SET PROBLEM:
Leaving out every picture, quote the data below exactly as it appears.

RECORDS PROVIDED:
━━━━
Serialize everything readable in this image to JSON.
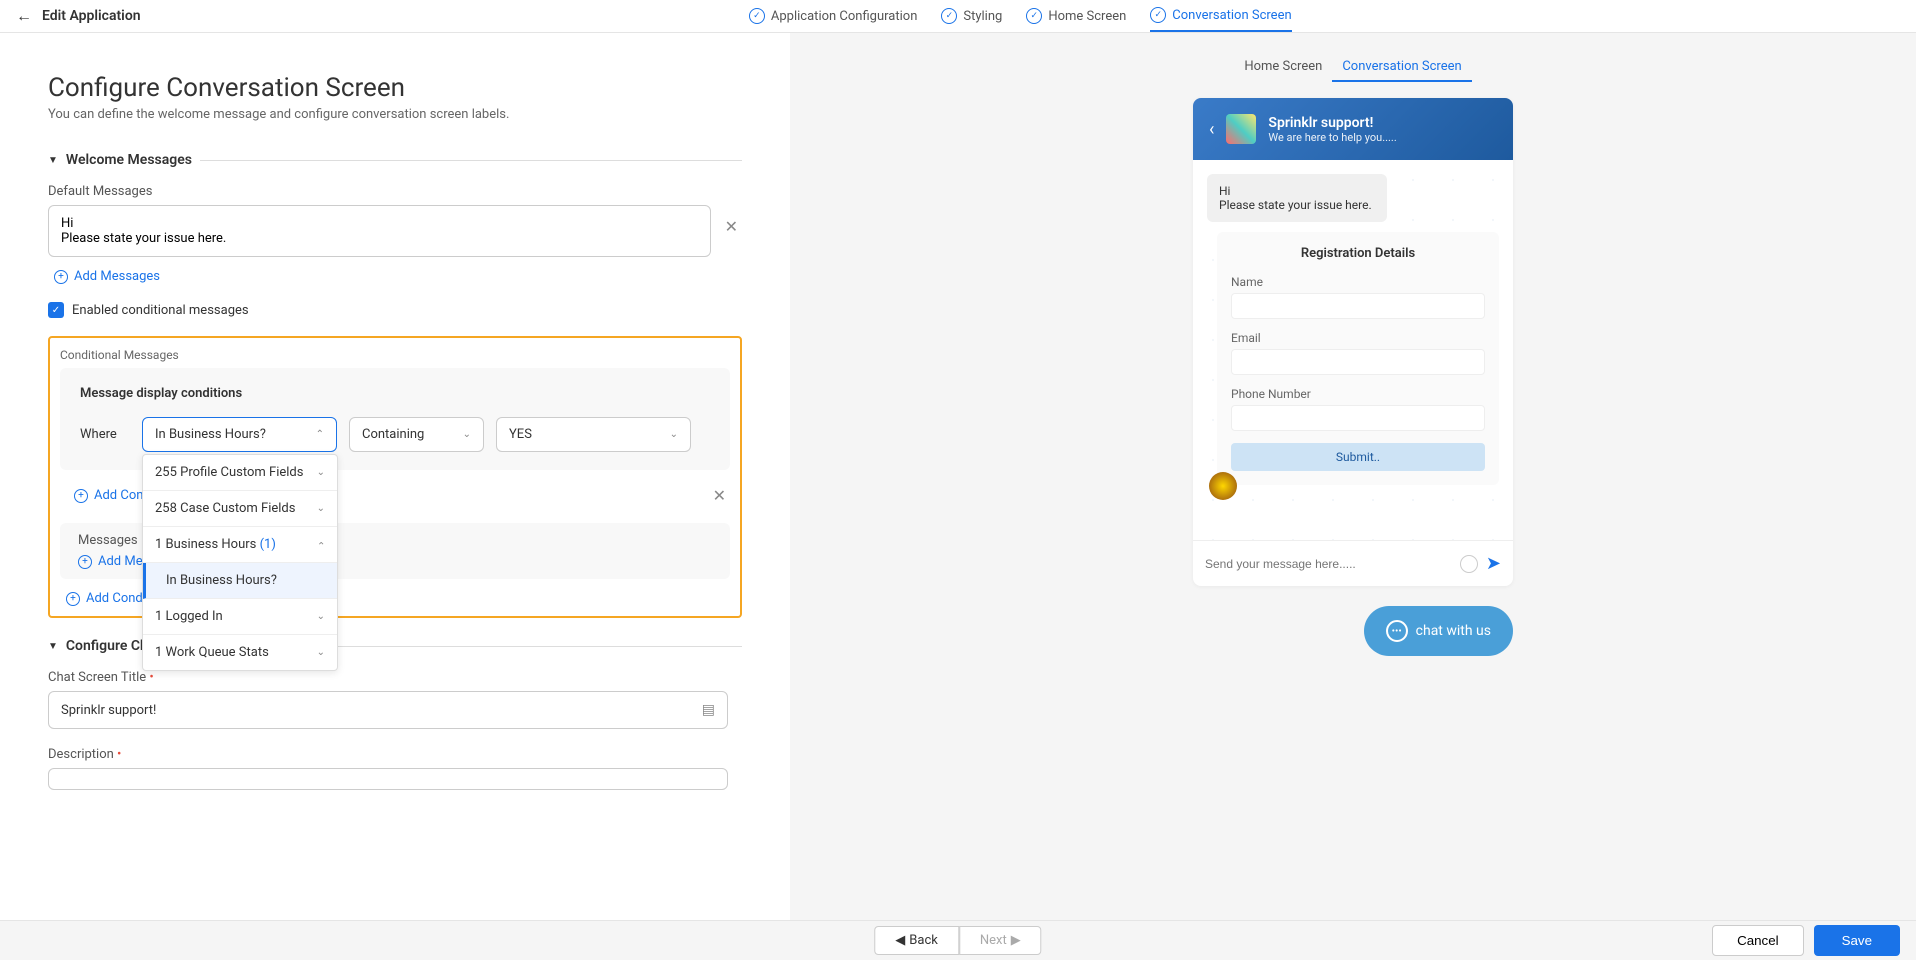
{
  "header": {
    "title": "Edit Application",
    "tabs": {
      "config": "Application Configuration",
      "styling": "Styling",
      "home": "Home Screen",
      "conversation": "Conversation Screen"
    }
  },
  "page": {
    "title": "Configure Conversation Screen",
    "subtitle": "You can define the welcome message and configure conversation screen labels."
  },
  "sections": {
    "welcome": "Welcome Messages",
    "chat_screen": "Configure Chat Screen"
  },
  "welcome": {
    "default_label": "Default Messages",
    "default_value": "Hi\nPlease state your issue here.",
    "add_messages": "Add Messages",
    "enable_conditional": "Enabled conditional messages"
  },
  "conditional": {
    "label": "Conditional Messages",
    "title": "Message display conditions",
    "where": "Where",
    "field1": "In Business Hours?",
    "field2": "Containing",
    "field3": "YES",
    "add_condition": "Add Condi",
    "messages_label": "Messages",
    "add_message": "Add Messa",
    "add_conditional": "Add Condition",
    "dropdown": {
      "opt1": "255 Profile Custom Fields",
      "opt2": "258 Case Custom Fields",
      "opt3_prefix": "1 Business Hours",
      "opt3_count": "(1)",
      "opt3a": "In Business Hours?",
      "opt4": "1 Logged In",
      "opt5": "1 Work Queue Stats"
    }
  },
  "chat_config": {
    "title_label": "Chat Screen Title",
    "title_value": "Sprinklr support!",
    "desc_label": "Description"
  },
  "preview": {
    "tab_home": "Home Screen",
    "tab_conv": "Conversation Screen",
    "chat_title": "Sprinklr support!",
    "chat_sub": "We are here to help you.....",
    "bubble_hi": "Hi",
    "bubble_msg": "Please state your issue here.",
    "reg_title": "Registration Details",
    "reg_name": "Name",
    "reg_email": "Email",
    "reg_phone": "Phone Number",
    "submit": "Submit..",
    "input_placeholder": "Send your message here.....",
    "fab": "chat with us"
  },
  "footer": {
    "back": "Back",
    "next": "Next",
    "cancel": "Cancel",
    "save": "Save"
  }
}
━━━━
ANSWER FOR THIS EXERCISE:
Serialize everything readable in this image to JSON.
{
  "header": {
    "title": "Edit Application",
    "tabs": {
      "config": "Application Configuration",
      "styling": "Styling",
      "home": "Home Screen",
      "conversation": "Conversation Screen"
    }
  },
  "page": {
    "title": "Configure Conversation Screen",
    "subtitle": "You can define the welcome message and configure conversation screen labels."
  },
  "sections": {
    "welcome": "Welcome Messages",
    "chat_screen": "Configure Chat Screen"
  },
  "welcome": {
    "default_label": "Default Messages",
    "default_value": "Hi\nPlease state your issue here.",
    "add_messages": "Add Messages",
    "enable_conditional": "Enabled conditional messages"
  },
  "conditional": {
    "label": "Conditional Messages",
    "title": "Message display conditions",
    "where": "Where",
    "field1": "In Business Hours?",
    "field2": "Containing",
    "field3": "YES",
    "add_condition": "Add Condi",
    "messages_label": "Messages",
    "add_message": "Add Messa",
    "add_conditional": "Add Condition",
    "dropdown": {
      "opt1": "255 Profile Custom Fields",
      "opt2": "258 Case Custom Fields",
      "opt3_prefix": "1 Business Hours",
      "opt3_count": "(1)",
      "opt3a": "In Business Hours?",
      "opt4": "1 Logged In",
      "opt5": "1 Work Queue Stats"
    }
  },
  "chat_config": {
    "title_label": "Chat Screen Title",
    "title_value": "Sprinklr support!",
    "desc_label": "Description"
  },
  "preview": {
    "tab_home": "Home Screen",
    "tab_conv": "Conversation Screen",
    "chat_title": "Sprinklr support!",
    "chat_sub": "We are here to help you.....",
    "bubble_hi": "Hi",
    "bubble_msg": "Please state your issue here.",
    "reg_title": "Registration Details",
    "reg_name": "Name",
    "reg_email": "Email",
    "reg_phone": "Phone Number",
    "submit": "Submit..",
    "input_placeholder": "Send your message here.....",
    "fab": "chat with us"
  },
  "footer": {
    "back": "Back",
    "next": "Next",
    "cancel": "Cancel",
    "save": "Save"
  }
}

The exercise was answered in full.